__YOUR OBJECTIVE__: Write out all of the data below exactly, line for line, leaving out the pictures.

[START]

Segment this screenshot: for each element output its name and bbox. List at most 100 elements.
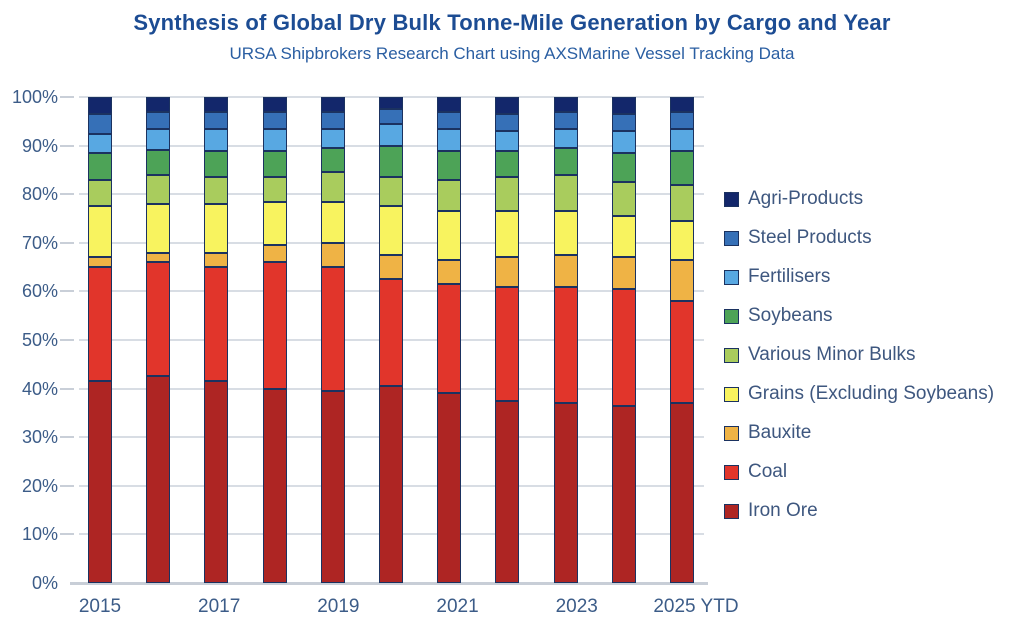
- segment-soybeans: [553, 148, 578, 175]
- segment-coal: [320, 267, 345, 392]
- segment-steel-products: [320, 111, 345, 129]
- bar-2022: [495, 97, 520, 583]
- y-tick-label: 20%: [21, 475, 58, 496]
- plot-area: 100% 90% 80% 70% 60% 50% 40% 30% 20% 10% 0%: [12, 87, 708, 593]
- legend-label: Soybeans: [748, 305, 833, 326]
- segment-coal: [669, 301, 694, 404]
- segment-grains-excluding-soybeans: [204, 203, 229, 253]
- segment-fertilisers: [262, 128, 287, 151]
- y-tick-mark: [60, 533, 74, 536]
- segment-various-minor-bulks: [611, 182, 636, 217]
- segment-agri-products: [146, 97, 171, 112]
- legend-item-various-minor-bulks: Various Minor Bulks: [724, 344, 1020, 366]
- segment-steel-products: [437, 111, 462, 129]
- segment-fertilisers: [88, 133, 112, 153]
- segment-iron-ore: [669, 403, 694, 583]
- chart-subtitle: URSA Shipbrokers Research Chart using AX…: [229, 44, 795, 63]
- segment-bauxite: [553, 254, 578, 287]
- segment-grains-excluding-soybeans: [669, 220, 694, 260]
- segment-various-minor-bulks: [146, 174, 171, 204]
- x-slot-2017: 2017: [198, 594, 240, 620]
- segment-various-minor-bulks: [320, 172, 345, 202]
- segment-grains-excluding-soybeans: [262, 201, 287, 246]
- segment-agri-products: [495, 97, 520, 115]
- segment-iron-ore: [495, 400, 520, 583]
- y-tick-mark: [60, 290, 74, 293]
- legend-swatch-bauxite: [724, 425, 739, 441]
- segment-agri-products: [669, 97, 694, 112]
- x-slot-2024: [624, 594, 648, 620]
- legend-item-bauxite: Bauxite: [724, 422, 1020, 444]
- segment-agri-products: [611, 97, 636, 115]
- segment-iron-ore: [611, 405, 636, 583]
- segment-coal: [378, 279, 403, 387]
- segment-iron-ore: [204, 381, 229, 583]
- segment-coal: [553, 286, 578, 404]
- segment-agri-products: [320, 97, 345, 112]
- segment-iron-ore: [262, 388, 287, 583]
- x-slot-2015: 2015: [79, 594, 121, 620]
- segment-various-minor-bulks: [262, 177, 287, 202]
- segment-bauxite: [88, 257, 112, 268]
- segment-fertilisers: [146, 128, 171, 151]
- segment-iron-ore: [437, 393, 462, 583]
- segment-coal: [262, 262, 287, 389]
- segment-bauxite: [320, 242, 345, 268]
- bar-2024: [611, 97, 636, 583]
- legend-item-grains-excluding-soybeans: Grains (Excluding Soybeans): [724, 383, 1020, 405]
- legend-swatch-iron-ore: [724, 503, 739, 519]
- bar-2017: [204, 97, 229, 583]
- legend-label: Various Minor Bulks: [748, 344, 916, 365]
- legend-swatch-coal: [724, 464, 739, 480]
- x-slot-2019: 2019: [317, 594, 359, 620]
- segment-steel-products: [262, 111, 287, 129]
- x-slot-2022: [505, 594, 529, 620]
- bar-2016: [146, 97, 171, 583]
- segment-grains-excluding-soybeans: [611, 216, 636, 258]
- y-tick-mark: [60, 193, 74, 196]
- x-tick-label: 2023: [555, 596, 598, 617]
- y-tick-label: 90%: [21, 135, 58, 156]
- x-slot-2023: 2023: [556, 594, 598, 620]
- segment-grains-excluding-soybeans: [495, 211, 520, 258]
- segment-fertilisers: [437, 128, 462, 151]
- x-tick-label: 2017: [198, 596, 241, 617]
- segment-bauxite: [669, 259, 694, 302]
- segment-agri-products: [437, 97, 462, 112]
- x-tick-label: 2019: [317, 596, 360, 617]
- x-tick-label: 2021: [436, 596, 479, 617]
- segment-bauxite: [495, 257, 520, 287]
- segment-various-minor-bulks: [495, 177, 520, 212]
- bar-2015: [88, 97, 112, 583]
- segment-soybeans: [669, 150, 694, 185]
- segment-coal: [495, 286, 520, 401]
- legend-swatch-soybeans: [724, 308, 739, 324]
- legend-swatch-agri-products: [724, 191, 739, 207]
- segment-various-minor-bulks: [378, 177, 403, 207]
- y-tick-mark: [60, 241, 74, 244]
- segment-soybeans: [611, 152, 636, 183]
- x-axis: 2015 2017 2019 2021 2023 2025 YTD: [79, 594, 739, 620]
- segment-various-minor-bulks: [437, 179, 462, 212]
- legend-item-iron-ore: Iron Ore: [724, 500, 1020, 522]
- legend-label: Steel Products: [748, 227, 872, 248]
- bar-2020: [378, 97, 403, 583]
- legend-item-coal: Coal: [724, 461, 1020, 483]
- y-tick-mark: [60, 436, 74, 439]
- segment-steel-products: [204, 111, 229, 129]
- segment-steel-products: [611, 114, 636, 132]
- y-tick-mark: [60, 387, 74, 390]
- legend-label: Agri-Products: [748, 188, 864, 209]
- y-tick-label: 30%: [21, 427, 58, 448]
- segment-bauxite: [611, 257, 636, 289]
- segment-agri-products: [88, 97, 112, 115]
- segment-fertilisers: [611, 131, 636, 153]
- segment-bauxite: [437, 259, 462, 285]
- segment-soybeans: [88, 152, 112, 180]
- segment-bauxite: [204, 252, 229, 268]
- legend: Agri-Products Steel Products Fertilisers So…: [724, 188, 1020, 539]
- y-tick-mark: [60, 96, 74, 98]
- segment-grains-excluding-soybeans: [378, 206, 403, 255]
- segment-bauxite: [262, 245, 287, 263]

[END]

__SOLVED EXERCISE__:
Segment this screenshot: for each element output its name and bbox. List at most 100 elements.
- segment-soybeans: [553, 148, 578, 175]
- segment-coal: [320, 267, 345, 392]
- segment-steel-products: [320, 111, 345, 129]
- bar-2022: [495, 97, 520, 583]
- y-tick-label: 20%: [21, 475, 58, 496]
- plot-area: 100% 90% 80% 70% 60% 50% 40% 30% 20% 10% 0%: [12, 87, 708, 593]
- legend-label: Soybeans: [748, 305, 833, 326]
- segment-coal: [669, 301, 694, 404]
- segment-grains-excluding-soybeans: [204, 203, 229, 253]
- segment-fertilisers: [262, 128, 287, 151]
- y-tick-mark: [60, 533, 74, 536]
- segment-various-minor-bulks: [611, 182, 636, 217]
- segment-agri-products: [146, 97, 171, 112]
- legend-item-various-minor-bulks: Various Minor Bulks: [724, 344, 1020, 366]
- segment-steel-products: [437, 111, 462, 129]
- segment-fertilisers: [88, 133, 112, 153]
- segment-iron-ore: [669, 403, 694, 583]
- chart-subtitle: URSA Shipbrokers Research Chart using AX…: [229, 44, 795, 63]
- segment-bauxite: [553, 254, 578, 287]
- segment-grains-excluding-soybeans: [669, 220, 694, 260]
- segment-various-minor-bulks: [146, 174, 171, 204]
- x-slot-2017: 2017: [198, 594, 240, 620]
- segment-various-minor-bulks: [320, 172, 345, 202]
- segment-grains-excluding-soybeans: [262, 201, 287, 246]
- segment-agri-products: [495, 97, 520, 115]
- segment-iron-ore: [495, 400, 520, 583]
- y-tick-mark: [60, 290, 74, 293]
- legend-swatch-bauxite: [724, 425, 739, 441]
- segment-agri-products: [669, 97, 694, 112]
- x-slot-2024: [624, 594, 648, 620]
- legend-item-bauxite: Bauxite: [724, 422, 1020, 444]
- segment-agri-products: [611, 97, 636, 115]
- segment-iron-ore: [611, 405, 636, 583]
- segment-coal: [378, 279, 403, 387]
- segment-iron-ore: [204, 381, 229, 583]
- segment-coal: [553, 286, 578, 404]
- segment-agri-products: [320, 97, 345, 112]
- segment-iron-ore: [262, 388, 287, 583]
- x-slot-2015: 2015: [79, 594, 121, 620]
- segment-various-minor-bulks: [262, 177, 287, 202]
- segment-bauxite: [88, 257, 112, 268]
- segment-fertilisers: [146, 128, 171, 151]
- segment-iron-ore: [437, 393, 462, 583]
- segment-coal: [262, 262, 287, 389]
- segment-bauxite: [320, 242, 345, 268]
- bar-2024: [611, 97, 636, 583]
- legend-item-grains-excluding-soybeans: Grains (Excluding Soybeans): [724, 383, 1020, 405]
- legend-swatch-iron-ore: [724, 503, 739, 519]
- bar-2017: [204, 97, 229, 583]
- legend-label: Various Minor Bulks: [748, 344, 916, 365]
- legend-swatch-coal: [724, 464, 739, 480]
- x-slot-2019: 2019: [317, 594, 359, 620]
- segment-steel-products: [262, 111, 287, 129]
- x-slot-2022: [505, 594, 529, 620]
- bar-2016: [146, 97, 171, 583]
- segment-grains-excluding-soybeans: [611, 216, 636, 258]
- y-tick-mark: [60, 193, 74, 196]
- x-tick-label: 2023: [555, 596, 598, 617]
- y-tick-label: 90%: [21, 135, 58, 156]
- x-slot-2023: 2023: [556, 594, 598, 620]
- segment-grains-excluding-soybeans: [495, 211, 520, 258]
- segment-fertilisers: [437, 128, 462, 151]
- x-tick-label: 2017: [198, 596, 241, 617]
- segment-bauxite: [669, 259, 694, 302]
- segment-agri-products: [437, 97, 462, 112]
- x-tick-label: 2019: [317, 596, 360, 617]
- x-tick-label: 2021: [436, 596, 479, 617]
- segment-bauxite: [495, 257, 520, 287]
- segment-various-minor-bulks: [495, 177, 520, 212]
- bar-2015: [88, 97, 112, 583]
- segment-soybeans: [669, 150, 694, 185]
- segment-coal: [495, 286, 520, 401]
- legend-swatch-soybeans: [724, 308, 739, 324]
- legend-swatch-agri-products: [724, 191, 739, 207]
- segment-various-minor-bulks: [378, 177, 403, 207]
- y-tick-mark: [60, 241, 74, 244]
- segment-soybeans: [611, 152, 636, 183]
- x-axis: 2015 2017 2019 2021 2023 2025 YTD: [79, 594, 739, 620]
- segment-various-minor-bulks: [437, 179, 462, 212]
- legend-item-iron-ore: Iron Ore: [724, 500, 1020, 522]
- legend-label: Steel Products: [748, 227, 872, 248]
- bar-2020: [378, 97, 403, 583]
- legend-item-coal: Coal: [724, 461, 1020, 483]
- y-tick-mark: [60, 436, 74, 439]
- segment-steel-products: [204, 111, 229, 129]
- segment-steel-products: [611, 114, 636, 132]
- y-tick-mark: [60, 387, 74, 390]
- legend-label: Agri-Products: [748, 188, 864, 209]
- y-tick-label: 30%: [21, 427, 58, 448]
- segment-bauxite: [611, 257, 636, 289]
- segment-agri-products: [88, 97, 112, 115]
- segment-fertilisers: [611, 131, 636, 153]
- segment-bauxite: [437, 259, 462, 285]
- segment-soybeans: [88, 152, 112, 180]
- segment-bauxite: [204, 252, 229, 268]
- legend: Agri-Products Steel Products Fertilisers So…: [724, 188, 1020, 539]
- y-tick-mark: [60, 96, 74, 98]
- segment-grains-excluding-soybeans: [378, 206, 403, 255]
- segment-bauxite: [262, 245, 287, 263]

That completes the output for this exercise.